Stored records
━━━━━━━━━━━━━━━━━━━━━━━━━━━━━━

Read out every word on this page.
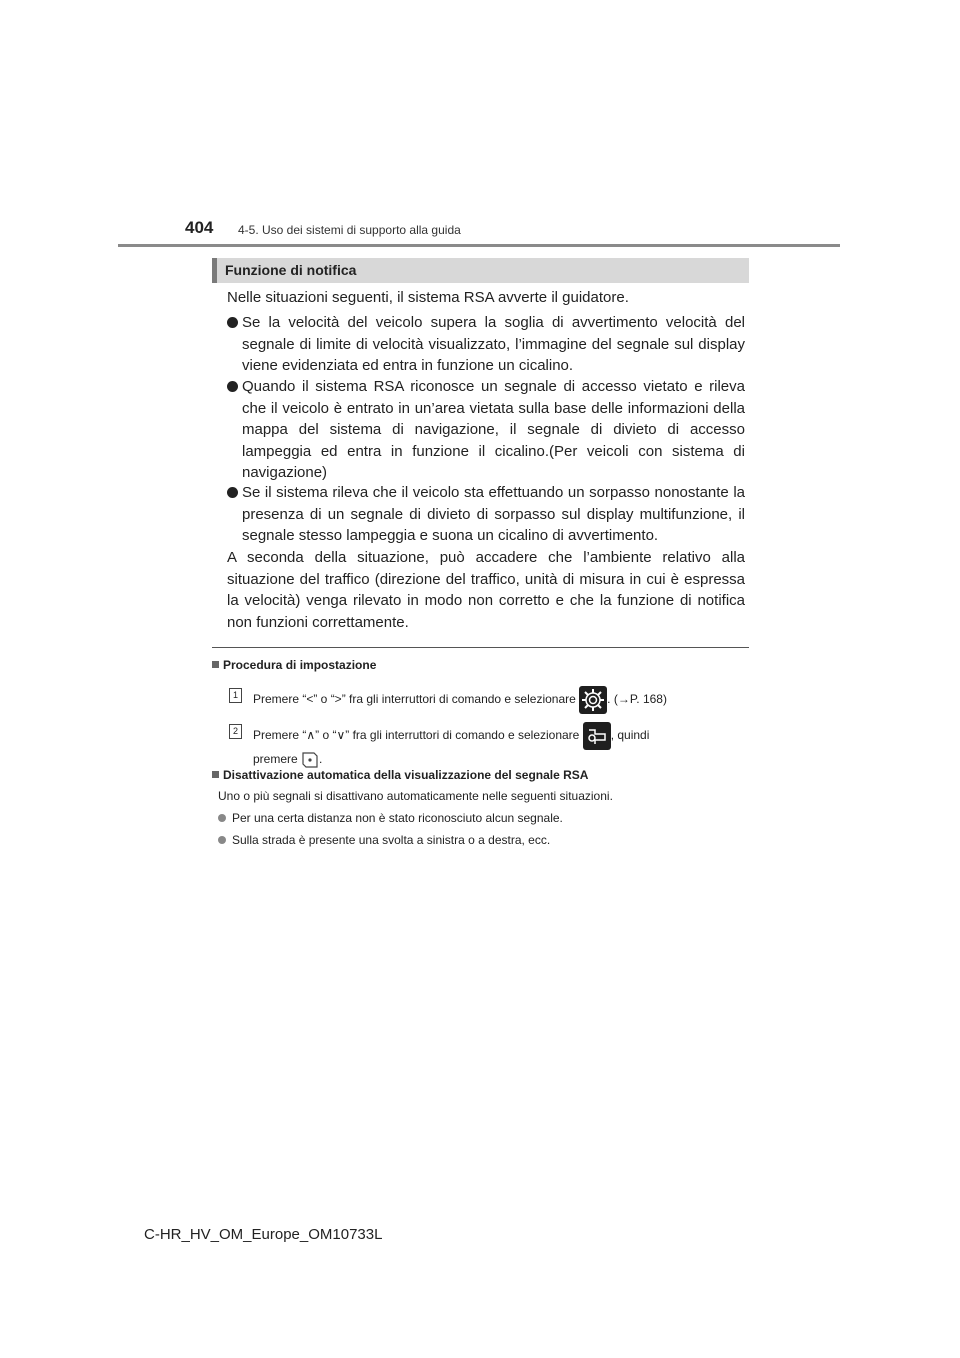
404 4-5. Uso dei sistemi di supporto alla guida
Funzione di notifica
Nelle situazioni seguenti, il sistema RSA avverte il guidatore.
Se la velocità del veicolo supera la soglia di avvertimento velocità del segnale di limite di velocità visualizzato, l’immagine del segnale sul display viene evidenziata ed entra in funzione un cicalino.
Quando il sistema RSA riconosce un segnale di accesso vietato e rileva che il veicolo è entrato in un’area vietata sulla base delle informazioni della mappa del sistema di navigazione, il segnale di divieto di accesso lampeggia ed entra in funzione il cicalino.(Per veicoli con sistema di navigazione)
Se il sistema rileva che il veicolo sta effettuando un sorpasso nonostante la presenza di un segnale di divieto di sorpasso sul display multifunzione, il segnale stesso lampeggia e suona un cicalino di avvertimento.
A seconda della situazione, può accadere che l’ambiente relativo alla situazione del traffico (direzione del traffico, unità di misura in cui è espressa la velocità) venga rilevato in modo non corretto e che la funzione di notifica non funzioni correttamente.
Procedura di impostazione
1	Premere “<” o “>” fra gli interruttori di comando e selezionare	. (→P. 168)
2	Premere “∧” o “∨” fra gli interruttori di comando e selezionare	, quindi
premere .
Disattivazione automatica della visualizzazione del segnale RSA
Uno o più segnali si disattivano automaticamente nelle seguenti situazioni.
Per una certa distanza non è stato riconosciuto alcun segnale.
Sulla strada è presente una svolta a sinistra o a destra, ecc.
C-HR_HV_OM_Europe_OM10733L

━━━━━━━━━━━━━━━━━━━━━━━━━━━━━━

-- WRITTEN PROBLEM --
How many of the lines above hold "comando"? Answer with only the number.

-- REPLY --
2